_What you will do:_
Carry none of the pictures over; set down the material below exactly.

Dataset records on visual material:
########
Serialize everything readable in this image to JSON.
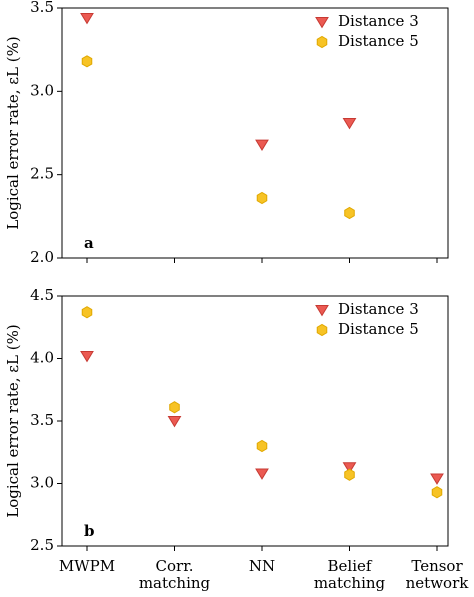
{
  "chart_data": {
    "type": "scatter",
    "ylabel": "Logical error rate, εL (%)",
    "categories": [
      "MWPM",
      "Corr.\nmatching",
      "NN",
      "Belief\nmatching",
      "Tensor\nnetwork"
    ],
    "legend": "upper right",
    "panels": [
      {
        "label": "a",
        "ylim": [
          2.0,
          3.5
        ],
        "yticks": [
          {
            "value": 2,
            "label": "2.0"
          },
          2.5,
          {
            "value": 3,
            "label": "3.0"
          },
          3.5
        ],
        "series": [
          {
            "name": "Distance 3",
            "color": "#eb5a52",
            "marker": "triangle-down",
            "values": [
              3.44,
              null,
              2.68,
              2.81,
              null
            ]
          },
          {
            "name": "Distance 5",
            "color": "#f7c325",
            "marker": "hexagon",
            "values": [
              3.18,
              null,
              2.36,
              2.27,
              null
            ]
          }
        ]
      },
      {
        "label": "b",
        "ylim": [
          2.5,
          4.5
        ],
        "yticks": [
          2.5,
          {
            "value": 3,
            "label": "3.0"
          },
          3.5,
          {
            "value": 4,
            "label": "4.0"
          },
          4.5
        ],
        "series": [
          {
            "name": "Distance 3",
            "color": "#eb5a52",
            "marker": "triangle-down",
            "values": [
              4.02,
              3.5,
              3.08,
              3.13,
              3.04
            ]
          },
          {
            "name": "Distance 5",
            "color": "#f7c325",
            "marker": "hexagon",
            "values": [
              4.37,
              3.61,
              3.3,
              3.07,
              2.93
            ]
          }
        ]
      }
    ]
  }
}
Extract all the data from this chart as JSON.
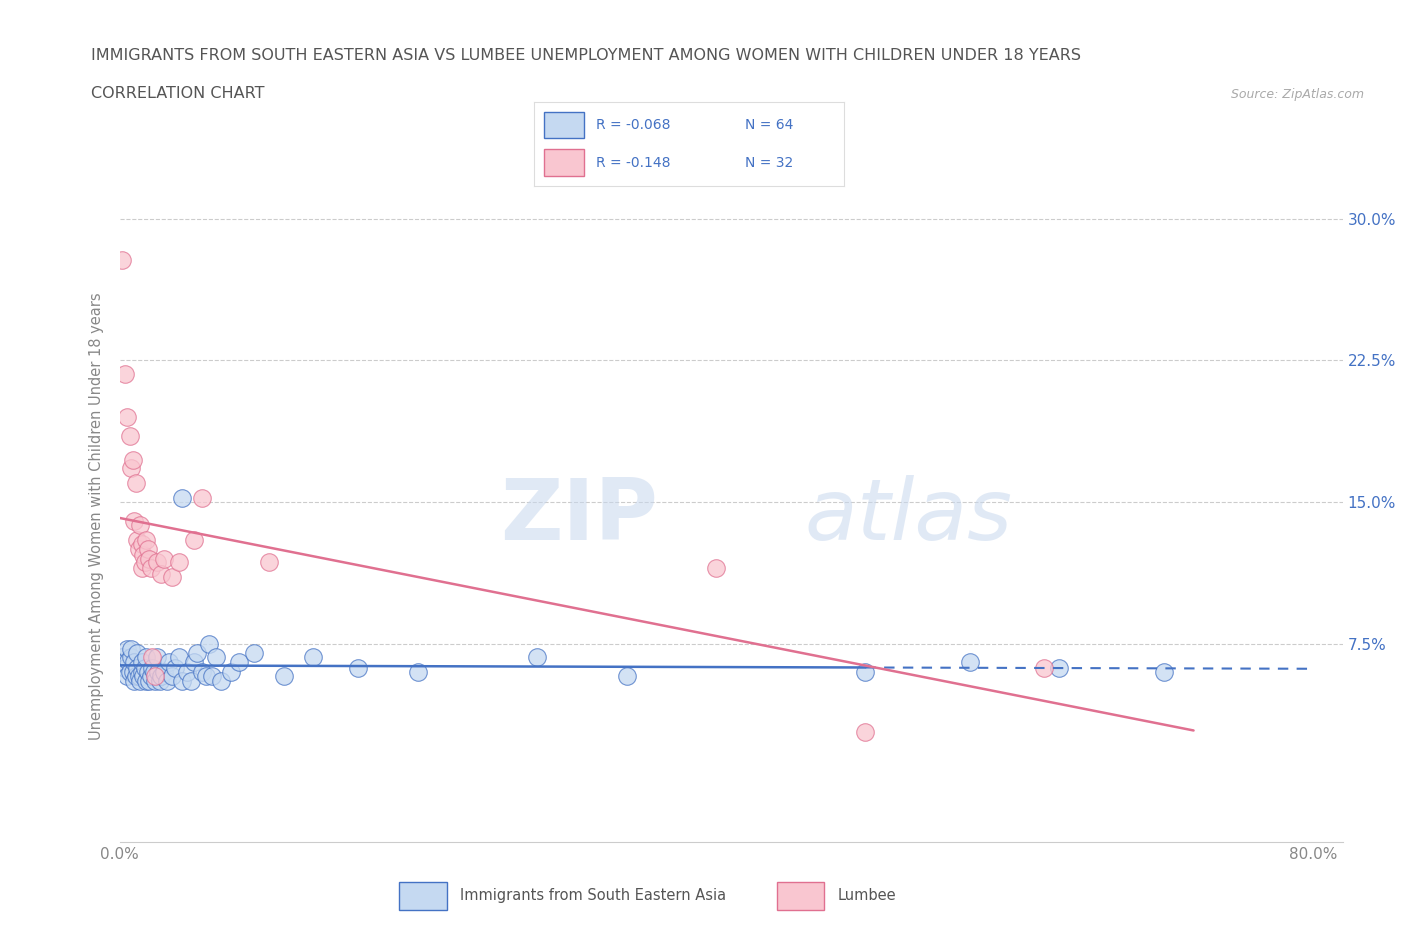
{
  "title_line1": "IMMIGRANTS FROM SOUTH EASTERN ASIA VS LUMBEE UNEMPLOYMENT AMONG WOMEN WITH CHILDREN UNDER 18 YEARS",
  "title_line2": "CORRELATION CHART",
  "source_text": "Source: ZipAtlas.com",
  "ylabel": "Unemployment Among Women with Children Under 18 years",
  "xlim": [
    0.0,
    0.82
  ],
  "ylim": [
    -0.03,
    0.315
  ],
  "ytick_positions": [
    0.075,
    0.15,
    0.225,
    0.3
  ],
  "ytick_labels": [
    "7.5%",
    "15.0%",
    "22.5%",
    "30.0%"
  ],
  "watermark_zip": "ZIP",
  "watermark_atlas": "atlas",
  "legend_blue_r": "-0.068",
  "legend_blue_n": "64",
  "legend_pink_r": "-0.148",
  "legend_pink_n": "32",
  "blue_fill": "#c5d9f1",
  "blue_edge": "#4472c4",
  "pink_fill": "#f9c6d0",
  "pink_edge": "#e07090",
  "blue_line_color": "#4472c4",
  "pink_line_color": "#e07090",
  "blue_scatter": [
    [
      0.002,
      0.068
    ],
    [
      0.003,
      0.065
    ],
    [
      0.004,
      0.062
    ],
    [
      0.005,
      0.058
    ],
    [
      0.005,
      0.072
    ],
    [
      0.006,
      0.066
    ],
    [
      0.007,
      0.06
    ],
    [
      0.008,
      0.068
    ],
    [
      0.008,
      0.072
    ],
    [
      0.009,
      0.06
    ],
    [
      0.01,
      0.065
    ],
    [
      0.01,
      0.055
    ],
    [
      0.011,
      0.058
    ],
    [
      0.012,
      0.07
    ],
    [
      0.012,
      0.062
    ],
    [
      0.013,
      0.058
    ],
    [
      0.014,
      0.055
    ],
    [
      0.015,
      0.06
    ],
    [
      0.015,
      0.065
    ],
    [
      0.016,
      0.058
    ],
    [
      0.017,
      0.062
    ],
    [
      0.018,
      0.068
    ],
    [
      0.018,
      0.055
    ],
    [
      0.019,
      0.06
    ],
    [
      0.02,
      0.055
    ],
    [
      0.021,
      0.058
    ],
    [
      0.022,
      0.062
    ],
    [
      0.023,
      0.06
    ],
    [
      0.024,
      0.055
    ],
    [
      0.025,
      0.068
    ],
    [
      0.026,
      0.06
    ],
    [
      0.027,
      0.055
    ],
    [
      0.028,
      0.058
    ],
    [
      0.03,
      0.06
    ],
    [
      0.032,
      0.055
    ],
    [
      0.033,
      0.065
    ],
    [
      0.035,
      0.058
    ],
    [
      0.037,
      0.062
    ],
    [
      0.04,
      0.068
    ],
    [
      0.042,
      0.055
    ],
    [
      0.042,
      0.152
    ],
    [
      0.045,
      0.06
    ],
    [
      0.048,
      0.055
    ],
    [
      0.05,
      0.065
    ],
    [
      0.052,
      0.07
    ],
    [
      0.055,
      0.06
    ],
    [
      0.058,
      0.058
    ],
    [
      0.06,
      0.075
    ],
    [
      0.062,
      0.058
    ],
    [
      0.065,
      0.068
    ],
    [
      0.068,
      0.055
    ],
    [
      0.075,
      0.06
    ],
    [
      0.08,
      0.065
    ],
    [
      0.09,
      0.07
    ],
    [
      0.11,
      0.058
    ],
    [
      0.13,
      0.068
    ],
    [
      0.16,
      0.062
    ],
    [
      0.2,
      0.06
    ],
    [
      0.28,
      0.068
    ],
    [
      0.34,
      0.058
    ],
    [
      0.5,
      0.06
    ],
    [
      0.57,
      0.065
    ],
    [
      0.63,
      0.062
    ],
    [
      0.7,
      0.06
    ]
  ],
  "pink_scatter": [
    [
      0.002,
      0.278
    ],
    [
      0.004,
      0.218
    ],
    [
      0.005,
      0.195
    ],
    [
      0.007,
      0.185
    ],
    [
      0.008,
      0.168
    ],
    [
      0.009,
      0.172
    ],
    [
      0.01,
      0.14
    ],
    [
      0.011,
      0.16
    ],
    [
      0.012,
      0.13
    ],
    [
      0.013,
      0.125
    ],
    [
      0.014,
      0.138
    ],
    [
      0.015,
      0.128
    ],
    [
      0.015,
      0.115
    ],
    [
      0.016,
      0.122
    ],
    [
      0.017,
      0.118
    ],
    [
      0.018,
      0.13
    ],
    [
      0.019,
      0.125
    ],
    [
      0.02,
      0.12
    ],
    [
      0.021,
      0.115
    ],
    [
      0.022,
      0.068
    ],
    [
      0.024,
      0.058
    ],
    [
      0.025,
      0.118
    ],
    [
      0.028,
      0.112
    ],
    [
      0.03,
      0.12
    ],
    [
      0.035,
      0.11
    ],
    [
      0.04,
      0.118
    ],
    [
      0.05,
      0.13
    ],
    [
      0.055,
      0.152
    ],
    [
      0.1,
      0.118
    ],
    [
      0.4,
      0.115
    ],
    [
      0.5,
      0.028
    ],
    [
      0.62,
      0.062
    ]
  ],
  "grid_color": "#cccccc",
  "background_color": "#ffffff",
  "title_color": "#555555",
  "axis_label_color": "#888888",
  "tick_label_color": "#888888",
  "right_tick_color": "#4472c4"
}
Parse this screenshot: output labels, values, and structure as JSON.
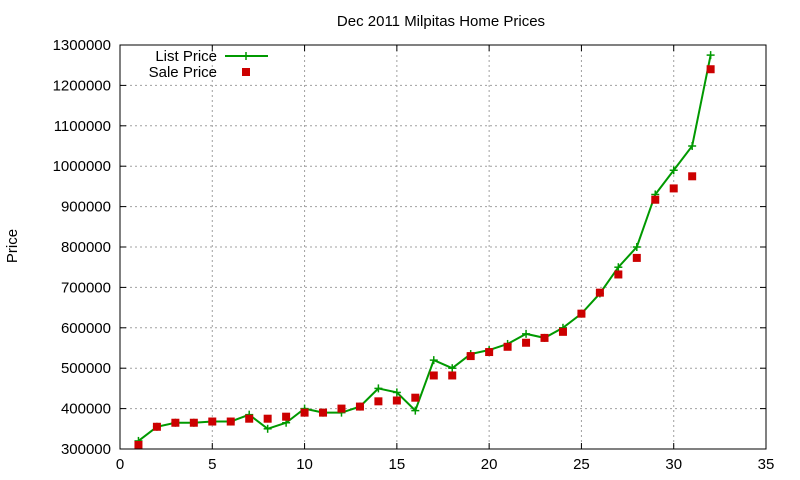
########
_Full answer:_
Serialize everything readable in this image to JSON.
{
  "chart_data": {
    "type": "scatter",
    "ylabel": "Logical error rate, εL (%)",
    "categories": [
      "MWPM",
      "Corr.\nmatching",
      "NN",
      "Belief\nmatching",
      "Tensor\nnetwork"
    ],
    "legend": "upper right",
    "panels": [
      {
        "label": "a",
        "ylim": [
          2.0,
          3.5
        ],
        "yticks": [
          {
            "value": 2,
            "label": "2.0"
          },
          2.5,
          {
            "value": 3,
            "label": "3.0"
          },
          3.5
        ],
        "series": [
          {
            "name": "Distance 3",
            "color": "#eb5a52",
            "marker": "triangle-down",
            "values": [
              3.44,
              null,
              2.68,
              2.81,
              null
            ]
          },
          {
            "name": "Distance 5",
            "color": "#f7c325",
            "marker": "hexagon",
            "values": [
              3.18,
              null,
              2.36,
              2.27,
              null
            ]
          }
        ]
      },
      {
        "label": "b",
        "ylim": [
          2.5,
          4.5
        ],
        "yticks": [
          2.5,
          {
            "value": 3,
            "label": "3.0"
          },
          3.5,
          {
            "value": 4,
            "label": "4.0"
          },
          4.5
        ],
        "series": [
          {
            "name": "Distance 3",
            "color": "#eb5a52",
            "marker": "triangle-down",
            "values": [
              4.02,
              3.5,
              3.08,
              3.13,
              3.04
            ]
          },
          {
            "name": "Distance 5",
            "color": "#f7c325",
            "marker": "hexagon",
            "values": [
              4.37,
              3.61,
              3.3,
              3.07,
              2.93
            ]
          }
        ]
      }
    ]
  }
}
Extract all the data from this chart as JSON.
{
  "title_line1": "IMMIGRANTS FROM SOUTH EASTERN ASIA VS LUMBEE UNEMPLOYMENT AMONG WOMEN WITH CHILDREN UNDER 18 YEARS",
  "title_line2": "CORRELATION CHART",
  "source_text": "Source: ZipAtlas.com",
  "ylabel": "Unemployment Among Women with Children Under 18 years",
  "xlim": [
    0.0,
    0.82
  ],
  "ylim": [
    -0.03,
    0.315
  ],
  "ytick_positions": [
    0.075,
    0.15,
    0.225,
    0.3
  ],
  "ytick_labels": [
    "7.5%",
    "15.0%",
    "22.5%",
    "30.0%"
  ],
  "watermark_zip": "ZIP",
  "watermark_atlas": "atlas",
  "legend_blue_r": "-0.068",
  "legend_blue_n": "64",
  "legend_pink_r": "-0.148",
  "legend_pink_n": "32",
  "blue_fill": "#c5d9f1",
  "blue_edge": "#4472c4",
  "pink_fill": "#f9c6d0",
  "pink_edge": "#e07090",
  "blue_line_color": "#4472c4",
  "pink_line_color": "#e07090",
  "blue_scatter": [
    [
      0.002,
      0.068
    ],
    [
      0.003,
      0.065
    ],
    [
      0.004,
      0.062
    ],
    [
      0.005,
      0.058
    ],
    [
      0.005,
      0.072
    ],
    [
      0.006,
      0.066
    ],
    [
      0.007,
      0.06
    ],
    [
      0.008,
      0.068
    ],
    [
      0.008,
      0.072
    ],
    [
      0.009,
      0.06
    ],
    [
      0.01,
      0.065
    ],
    [
      0.01,
      0.055
    ],
    [
      0.011,
      0.058
    ],
    [
      0.012,
      0.07
    ],
    [
      0.012,
      0.062
    ],
    [
      0.013,
      0.058
    ],
    [
      0.014,
      0.055
    ],
    [
      0.015,
      0.06
    ],
    [
      0.015,
      0.065
    ],
    [
      0.016,
      0.058
    ],
    [
      0.017,
      0.062
    ],
    [
      0.018,
      0.068
    ],
    [
      0.018,
      0.055
    ],
    [
      0.019,
      0.06
    ],
    [
      0.02,
      0.055
    ],
    [
      0.021,
      0.058
    ],
    [
      0.022,
      0.062
    ],
    [
      0.023,
      0.06
    ],
    [
      0.024,
      0.055
    ],
    [
      0.025,
      0.068
    ],
    [
      0.026,
      0.06
    ],
    [
      0.027,
      0.055
    ],
    [
      0.028,
      0.058
    ],
    [
      0.03,
      0.06
    ],
    [
      0.032,
      0.055
    ],
    [
      0.033,
      0.065
    ],
    [
      0.035,
      0.058
    ],
    [
      0.037,
      0.062
    ],
    [
      0.04,
      0.068
    ],
    [
      0.042,
      0.055
    ],
    [
      0.042,
      0.152
    ],
    [
      0.045,
      0.06
    ],
    [
      0.048,
      0.055
    ],
    [
      0.05,
      0.065
    ],
    [
      0.052,
      0.07
    ],
    [
      0.055,
      0.06
    ],
    [
      0.058,
      0.058
    ],
    [
      0.06,
      0.075
    ],
    [
      0.062,
      0.058
    ],
    [
      0.065,
      0.068
    ],
    [
      0.068,
      0.055
    ],
    [
      0.075,
      0.06
    ],
    [
      0.08,
      0.065
    ],
    [
      0.09,
      0.07
    ],
    [
      0.11,
      0.058
    ],
    [
      0.13,
      0.068
    ],
    [
      0.16,
      0.062
    ],
    [
      0.2,
      0.06
    ],
    [
      0.28,
      0.068
    ],
    [
      0.34,
      0.058
    ],
    [
      0.5,
      0.06
    ],
    [
      0.57,
      0.065
    ],
    [
      0.63,
      0.062
    ],
    [
      0.7,
      0.06
    ]
  ],
  "pink_scatter": [
    [
      0.002,
      0.278
    ],
    [
      0.004,
      0.218
    ],
    [
      0.005,
      0.195
    ],
    [
      0.007,
      0.185
    ],
    [
      0.008,
      0.168
    ],
    [
      0.009,
      0.172
    ],
    [
      0.01,
      0.14
    ],
    [
      0.011,
      0.16
    ],
    [
      0.012,
      0.13
    ],
    [
      0.013,
      0.125
    ],
    [
      0.014,
      0.138
    ],
    [
      0.015,
      0.128
    ],
    [
      0.015,
      0.115
    ],
    [
      0.016,
      0.122
    ],
    [
      0.017,
      0.118
    ],
    [
      0.018,
      0.13
    ],
    [
      0.019,
      0.125
    ],
    [
      0.02,
      0.12
    ],
    [
      0.021,
      0.115
    ],
    [
      0.022,
      0.068
    ],
    [
      0.024,
      0.058
    ],
    [
      0.025,
      0.118
    ],
    [
      0.028,
      0.112
    ],
    [
      0.03,
      0.12
    ],
    [
      0.035,
      0.11
    ],
    [
      0.04,
      0.118
    ],
    [
      0.05,
      0.13
    ],
    [
      0.055,
      0.152
    ],
    [
      0.1,
      0.118
    ],
    [
      0.4,
      0.115
    ],
    [
      0.5,
      0.028
    ],
    [
      0.62,
      0.062
    ]
  ],
  "grid_color": "#cccccc",
  "background_color": "#ffffff",
  "title_color": "#555555",
  "axis_label_color": "#888888",
  "tick_label_color": "#888888",
  "right_tick_color": "#4472c4"
}
Parse this screenshot: output labels, values, and structure as JSON.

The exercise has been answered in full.